— Start Records —

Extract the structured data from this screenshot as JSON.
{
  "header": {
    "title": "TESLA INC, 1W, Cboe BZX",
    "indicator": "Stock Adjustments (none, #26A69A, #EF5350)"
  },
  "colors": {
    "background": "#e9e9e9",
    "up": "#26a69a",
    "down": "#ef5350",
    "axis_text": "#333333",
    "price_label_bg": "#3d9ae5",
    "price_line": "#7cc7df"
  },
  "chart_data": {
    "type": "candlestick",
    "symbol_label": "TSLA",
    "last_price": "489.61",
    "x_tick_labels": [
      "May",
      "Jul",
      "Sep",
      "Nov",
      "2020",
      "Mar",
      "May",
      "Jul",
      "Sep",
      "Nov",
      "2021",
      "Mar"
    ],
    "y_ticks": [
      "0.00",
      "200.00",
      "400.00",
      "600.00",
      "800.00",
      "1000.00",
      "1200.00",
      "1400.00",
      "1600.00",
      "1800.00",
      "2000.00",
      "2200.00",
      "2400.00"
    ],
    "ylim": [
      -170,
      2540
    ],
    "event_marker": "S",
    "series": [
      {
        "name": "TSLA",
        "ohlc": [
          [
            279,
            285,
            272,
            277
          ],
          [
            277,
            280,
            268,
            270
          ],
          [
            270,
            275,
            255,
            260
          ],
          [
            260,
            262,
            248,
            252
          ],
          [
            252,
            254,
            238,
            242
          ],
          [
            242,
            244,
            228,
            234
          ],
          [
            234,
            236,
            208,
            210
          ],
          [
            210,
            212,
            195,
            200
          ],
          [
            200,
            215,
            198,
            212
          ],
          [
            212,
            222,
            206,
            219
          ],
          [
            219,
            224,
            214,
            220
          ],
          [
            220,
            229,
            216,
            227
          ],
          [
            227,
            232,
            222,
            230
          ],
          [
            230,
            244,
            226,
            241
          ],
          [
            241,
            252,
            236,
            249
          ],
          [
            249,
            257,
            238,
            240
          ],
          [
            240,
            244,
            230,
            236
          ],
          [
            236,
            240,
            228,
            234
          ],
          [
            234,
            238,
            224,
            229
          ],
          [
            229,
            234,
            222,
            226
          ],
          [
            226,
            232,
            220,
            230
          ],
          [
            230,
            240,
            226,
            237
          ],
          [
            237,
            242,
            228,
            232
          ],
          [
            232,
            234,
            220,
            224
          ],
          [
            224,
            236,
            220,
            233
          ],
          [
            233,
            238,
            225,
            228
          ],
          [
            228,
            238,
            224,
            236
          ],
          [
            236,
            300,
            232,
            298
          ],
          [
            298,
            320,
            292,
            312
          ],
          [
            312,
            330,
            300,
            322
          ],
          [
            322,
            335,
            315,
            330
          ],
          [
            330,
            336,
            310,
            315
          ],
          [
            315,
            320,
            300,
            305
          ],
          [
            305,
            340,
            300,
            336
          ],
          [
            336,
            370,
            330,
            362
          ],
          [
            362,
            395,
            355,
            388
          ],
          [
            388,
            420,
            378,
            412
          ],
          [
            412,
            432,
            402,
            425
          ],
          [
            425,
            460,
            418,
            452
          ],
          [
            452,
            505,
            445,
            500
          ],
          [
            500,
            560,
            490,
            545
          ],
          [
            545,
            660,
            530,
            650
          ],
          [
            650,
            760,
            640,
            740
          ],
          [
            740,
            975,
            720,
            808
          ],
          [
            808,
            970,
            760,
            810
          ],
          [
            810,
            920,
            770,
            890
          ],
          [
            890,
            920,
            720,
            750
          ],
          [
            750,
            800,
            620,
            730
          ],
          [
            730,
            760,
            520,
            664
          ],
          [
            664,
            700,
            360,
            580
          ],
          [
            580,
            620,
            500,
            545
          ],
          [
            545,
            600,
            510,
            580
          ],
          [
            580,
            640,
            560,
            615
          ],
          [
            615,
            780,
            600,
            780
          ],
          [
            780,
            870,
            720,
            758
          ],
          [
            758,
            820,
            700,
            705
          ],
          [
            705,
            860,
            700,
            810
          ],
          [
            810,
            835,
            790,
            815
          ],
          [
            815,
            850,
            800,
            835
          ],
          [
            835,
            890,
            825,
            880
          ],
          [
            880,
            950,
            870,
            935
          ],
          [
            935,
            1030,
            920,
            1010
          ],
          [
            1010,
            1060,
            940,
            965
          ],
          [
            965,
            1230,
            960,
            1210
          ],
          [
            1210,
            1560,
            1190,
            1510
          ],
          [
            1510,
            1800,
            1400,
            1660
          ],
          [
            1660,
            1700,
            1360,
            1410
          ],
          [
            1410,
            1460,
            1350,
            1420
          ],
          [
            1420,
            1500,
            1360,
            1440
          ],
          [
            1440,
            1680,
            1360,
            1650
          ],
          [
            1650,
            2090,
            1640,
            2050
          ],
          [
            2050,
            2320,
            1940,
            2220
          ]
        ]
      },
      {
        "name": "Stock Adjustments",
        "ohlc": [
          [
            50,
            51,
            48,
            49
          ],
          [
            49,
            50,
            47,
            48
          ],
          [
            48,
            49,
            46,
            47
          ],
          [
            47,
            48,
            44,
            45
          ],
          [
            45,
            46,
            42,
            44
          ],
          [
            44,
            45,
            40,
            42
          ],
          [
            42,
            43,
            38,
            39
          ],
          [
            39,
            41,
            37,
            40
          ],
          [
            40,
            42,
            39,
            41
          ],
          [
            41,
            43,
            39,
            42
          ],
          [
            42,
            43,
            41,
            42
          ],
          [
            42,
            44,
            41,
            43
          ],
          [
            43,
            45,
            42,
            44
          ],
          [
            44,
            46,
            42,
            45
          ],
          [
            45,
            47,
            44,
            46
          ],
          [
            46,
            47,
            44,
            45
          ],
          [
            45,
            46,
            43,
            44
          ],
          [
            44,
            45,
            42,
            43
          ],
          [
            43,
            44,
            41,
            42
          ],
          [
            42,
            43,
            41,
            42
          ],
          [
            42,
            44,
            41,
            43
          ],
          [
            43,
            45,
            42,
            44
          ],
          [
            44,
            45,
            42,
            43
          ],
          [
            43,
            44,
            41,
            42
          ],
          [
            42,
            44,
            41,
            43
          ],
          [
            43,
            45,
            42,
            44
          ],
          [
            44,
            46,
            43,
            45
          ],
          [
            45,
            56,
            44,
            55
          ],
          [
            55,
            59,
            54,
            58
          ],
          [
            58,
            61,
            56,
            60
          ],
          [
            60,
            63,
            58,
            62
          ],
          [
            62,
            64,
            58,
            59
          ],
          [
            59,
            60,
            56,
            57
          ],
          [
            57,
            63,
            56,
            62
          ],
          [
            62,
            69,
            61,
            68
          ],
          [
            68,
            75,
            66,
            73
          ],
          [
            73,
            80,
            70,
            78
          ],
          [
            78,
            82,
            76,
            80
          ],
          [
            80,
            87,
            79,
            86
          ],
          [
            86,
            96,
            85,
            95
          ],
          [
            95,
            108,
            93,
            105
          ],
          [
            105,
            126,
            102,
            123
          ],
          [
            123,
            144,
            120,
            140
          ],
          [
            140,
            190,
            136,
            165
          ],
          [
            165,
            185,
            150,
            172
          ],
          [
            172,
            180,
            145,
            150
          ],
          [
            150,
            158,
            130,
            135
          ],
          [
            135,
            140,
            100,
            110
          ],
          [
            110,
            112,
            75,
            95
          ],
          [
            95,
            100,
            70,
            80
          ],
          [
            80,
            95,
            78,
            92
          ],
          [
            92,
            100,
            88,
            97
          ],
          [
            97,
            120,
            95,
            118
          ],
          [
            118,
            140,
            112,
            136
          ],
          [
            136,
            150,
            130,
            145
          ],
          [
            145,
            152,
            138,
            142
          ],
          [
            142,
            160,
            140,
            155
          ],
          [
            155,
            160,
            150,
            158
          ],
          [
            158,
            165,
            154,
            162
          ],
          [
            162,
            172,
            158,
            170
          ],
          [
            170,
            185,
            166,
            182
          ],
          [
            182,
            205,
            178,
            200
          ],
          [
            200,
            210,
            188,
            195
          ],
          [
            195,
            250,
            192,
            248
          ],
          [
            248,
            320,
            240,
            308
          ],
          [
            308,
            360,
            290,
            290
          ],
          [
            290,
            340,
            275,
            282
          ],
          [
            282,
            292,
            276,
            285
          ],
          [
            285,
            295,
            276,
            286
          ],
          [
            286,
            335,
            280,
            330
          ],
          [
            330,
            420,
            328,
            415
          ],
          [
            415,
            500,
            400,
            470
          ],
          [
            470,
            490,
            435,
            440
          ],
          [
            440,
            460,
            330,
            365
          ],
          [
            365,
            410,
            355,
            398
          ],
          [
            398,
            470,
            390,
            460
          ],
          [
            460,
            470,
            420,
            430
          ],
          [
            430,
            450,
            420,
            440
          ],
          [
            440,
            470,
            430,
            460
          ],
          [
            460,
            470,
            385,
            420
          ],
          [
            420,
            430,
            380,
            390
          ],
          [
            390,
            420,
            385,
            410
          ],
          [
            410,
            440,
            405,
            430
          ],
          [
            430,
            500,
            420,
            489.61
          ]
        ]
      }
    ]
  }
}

— End Records —

▸ What you are asked to do:
Gather each line in the entries above where the string "Stock" is found.

▸ Expected answer:
    "indicator": "Stock Adjustments (none, #26A69A, #EF5350)"
        "name": "Stock Adjustments",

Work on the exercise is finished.